§ **INSTRUCTIONS TO FOLLOW**
Keep the images out and copy every entry below exactly.

BEGIN INPUT ROWS

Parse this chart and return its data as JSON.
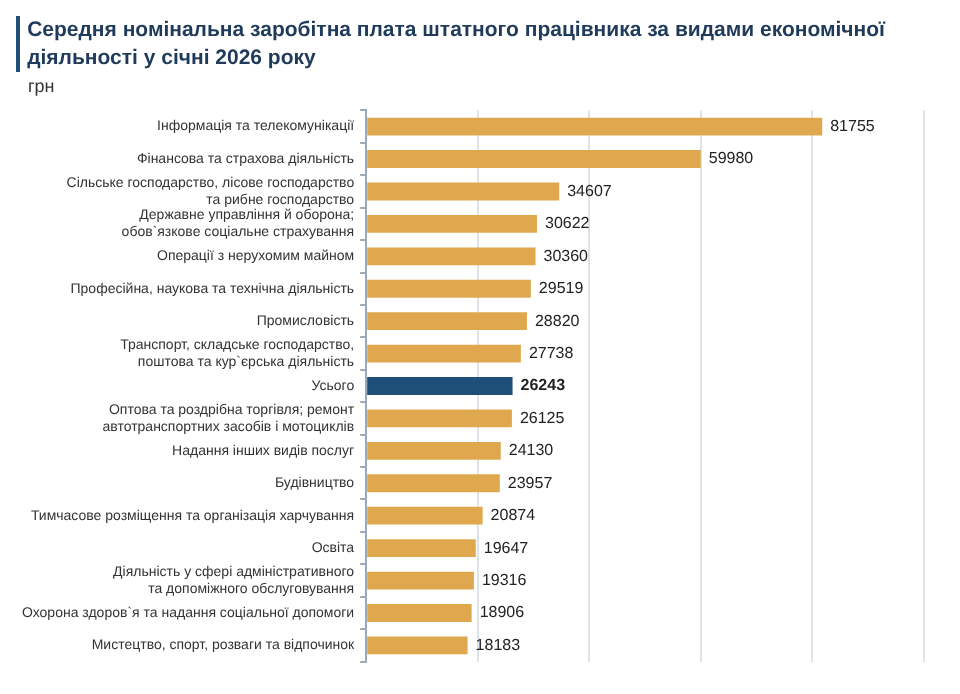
{
  "chart_data": {
    "type": "bar",
    "orientation": "horizontal",
    "title": "Середня номінальна заробітна плата штатного працівника за видами економічної діяльності у січні 2026 року",
    "subtitle": "грн",
    "categories": [
      "Інформація та телекомунікації",
      "Фінансова та страхова діяльність",
      "Сільське господарство, лісове господарство\nта рибне господарство",
      "Державне управління й оборона;\nобов`язкове соціальне страхування",
      "Операції з нерухомим майном",
      "Професійна, наукова та технічна діяльність",
      "Промисловість",
      "Транспорт, складське господарство,\nпоштова та кур`єрська діяльність",
      "Усього",
      "Оптова та роздрібна торгівля; ремонт\nавтотранспортних засобів і мотоциклів",
      "Надання інших видів послуг",
      "Будівництво",
      "Тимчасове розміщення та організація харчування",
      "Освіта",
      "Діяльність у сфері адміністративного\nта допоміжного обслуговування",
      "Охорона здоров`я та надання соціальної допомоги",
      "Мистецтво, спорт, розваги та відпочинок"
    ],
    "values": [
      81755,
      59980,
      34607,
      30622,
      30360,
      29519,
      28820,
      27738,
      26243,
      26125,
      24130,
      23957,
      20874,
      19647,
      19316,
      18906,
      18183
    ],
    "colors": [
      "#e0a84e",
      "#e0a84e",
      "#e0a84e",
      "#e0a84e",
      "#e0a84e",
      "#e0a84e",
      "#e0a84e",
      "#e0a84e",
      "#1f4e79",
      "#e0a84e",
      "#e0a84e",
      "#e0a84e",
      "#e0a84e",
      "#e0a84e",
      "#e0a84e",
      "#e0a84e",
      "#e0a84e"
    ],
    "xlim": [
      0,
      100000
    ],
    "xticks": [
      {
        "value": 0,
        "label": null
      },
      {
        "value": 20000,
        "label": null
      },
      {
        "value": 40000,
        "label": null
      },
      {
        "value": 60000,
        "label": null
      },
      {
        "value": 80000,
        "label": null
      },
      {
        "value": 100000,
        "label": null
      }
    ],
    "grid": true,
    "tick_labels": "y",
    "data_labels": true,
    "legend": false
  }
}
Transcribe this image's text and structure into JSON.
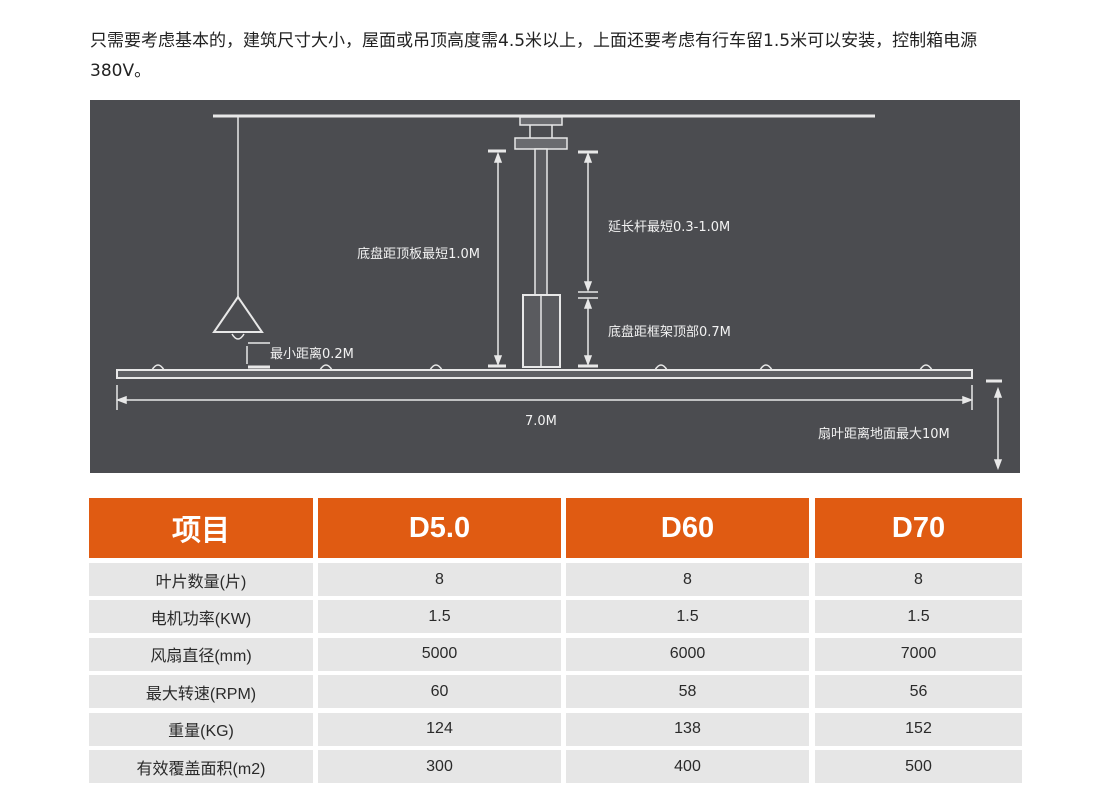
{
  "intro_text": "只需要考虑基本的，建筑尺寸大小，屋面或吊顶高度需4.5米以上，上面还要考虑有行车留1.5米可以安装，控制箱电源380V。",
  "diagram": {
    "label_chassis_to_ceiling": "底盘距顶板最短1.0M",
    "label_extension_rod": "延长杆最短0.3-1.0M",
    "label_chassis_to_frame": "底盘距框架顶部0.7M",
    "label_min_distance": "最小距离0.2M",
    "label_diameter": "7.0M",
    "label_blade_to_ground": "扇叶距离地面最大10M"
  },
  "colors": {
    "header": "#e05b12",
    "row": "#e6e6e6",
    "diagram_bg": "#4b4c50"
  },
  "table": {
    "headers": [
      "项目",
      "D5.0",
      "D60",
      "D70"
    ],
    "rows": [
      [
        "叶片数量(片)",
        "8",
        "8",
        "8"
      ],
      [
        "电机功率(KW)",
        "1.5",
        "1.5",
        "1.5"
      ],
      [
        "风扇直径(mm)",
        "5000",
        "6000",
        "7000"
      ],
      [
        "最大转速(RPM)",
        "60",
        "58",
        "56"
      ],
      [
        "重量(KG)",
        "124",
        "138",
        "152"
      ],
      [
        "有效覆盖面积(m2)",
        "300",
        "400",
        "500"
      ]
    ]
  }
}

END INPUT ROWS

§ **SOLVED EXERCISE**
Parse this chart and return its data as JSON.
{
  "chart_data": {
    "type": "bar",
    "orientation": "horizontal",
    "title": "Середня номінальна заробітна плата штатного працівника за видами економічної діяльності у січні 2026 року",
    "subtitle": "грн",
    "categories": [
      "Інформація та телекомунікації",
      "Фінансова та страхова діяльність",
      "Сільське господарство, лісове господарство\nта рибне господарство",
      "Державне управління й оборона;\nобов`язкове соціальне страхування",
      "Операції з нерухомим майном",
      "Професійна, наукова та технічна діяльність",
      "Промисловість",
      "Транспорт, складське господарство,\nпоштова та кур`єрська діяльність",
      "Усього",
      "Оптова та роздрібна торгівля; ремонт\nавтотранспортних засобів і мотоциклів",
      "Надання інших видів послуг",
      "Будівництво",
      "Тимчасове розміщення та організація харчування",
      "Освіта",
      "Діяльність у сфері адміністративного\nта допоміжного обслуговування",
      "Охорона здоров`я та надання соціальної допомоги",
      "Мистецтво, спорт, розваги та відпочинок"
    ],
    "values": [
      81755,
      59980,
      34607,
      30622,
      30360,
      29519,
      28820,
      27738,
      26243,
      26125,
      24130,
      23957,
      20874,
      19647,
      19316,
      18906,
      18183
    ],
    "colors": [
      "#e0a84e",
      "#e0a84e",
      "#e0a84e",
      "#e0a84e",
      "#e0a84e",
      "#e0a84e",
      "#e0a84e",
      "#e0a84e",
      "#1f4e79",
      "#e0a84e",
      "#e0a84e",
      "#e0a84e",
      "#e0a84e",
      "#e0a84e",
      "#e0a84e",
      "#e0a84e",
      "#e0a84e"
    ],
    "xlim": [
      0,
      100000
    ],
    "xticks": [
      {
        "value": 0,
        "label": null
      },
      {
        "value": 20000,
        "label": null
      },
      {
        "value": 40000,
        "label": null
      },
      {
        "value": 60000,
        "label": null
      },
      {
        "value": 80000,
        "label": null
      },
      {
        "value": 100000,
        "label": null
      }
    ],
    "grid": true,
    "tick_labels": "y",
    "data_labels": true,
    "legend": false
  }
}
Transcribe this image's text and structure into JSON.
{
  "intro_text": "只需要考虑基本的，建筑尺寸大小，屋面或吊顶高度需4.5米以上，上面还要考虑有行车留1.5米可以安装，控制箱电源380V。",
  "diagram": {
    "label_chassis_to_ceiling": "底盘距顶板最短1.0M",
    "label_extension_rod": "延长杆最短0.3-1.0M",
    "label_chassis_to_frame": "底盘距框架顶部0.7M",
    "label_min_distance": "最小距离0.2M",
    "label_diameter": "7.0M",
    "label_blade_to_ground": "扇叶距离地面最大10M"
  },
  "colors": {
    "header": "#e05b12",
    "row": "#e6e6e6",
    "diagram_bg": "#4b4c50"
  },
  "table": {
    "headers": [
      "项目",
      "D5.0",
      "D60",
      "D70"
    ],
    "rows": [
      [
        "叶片数量(片)",
        "8",
        "8",
        "8"
      ],
      [
        "电机功率(KW)",
        "1.5",
        "1.5",
        "1.5"
      ],
      [
        "风扇直径(mm)",
        "5000",
        "6000",
        "7000"
      ],
      [
        "最大转速(RPM)",
        "60",
        "58",
        "56"
      ],
      [
        "重量(KG)",
        "124",
        "138",
        "152"
      ],
      [
        "有效覆盖面积(m2)",
        "300",
        "400",
        "500"
      ]
    ]
  }
}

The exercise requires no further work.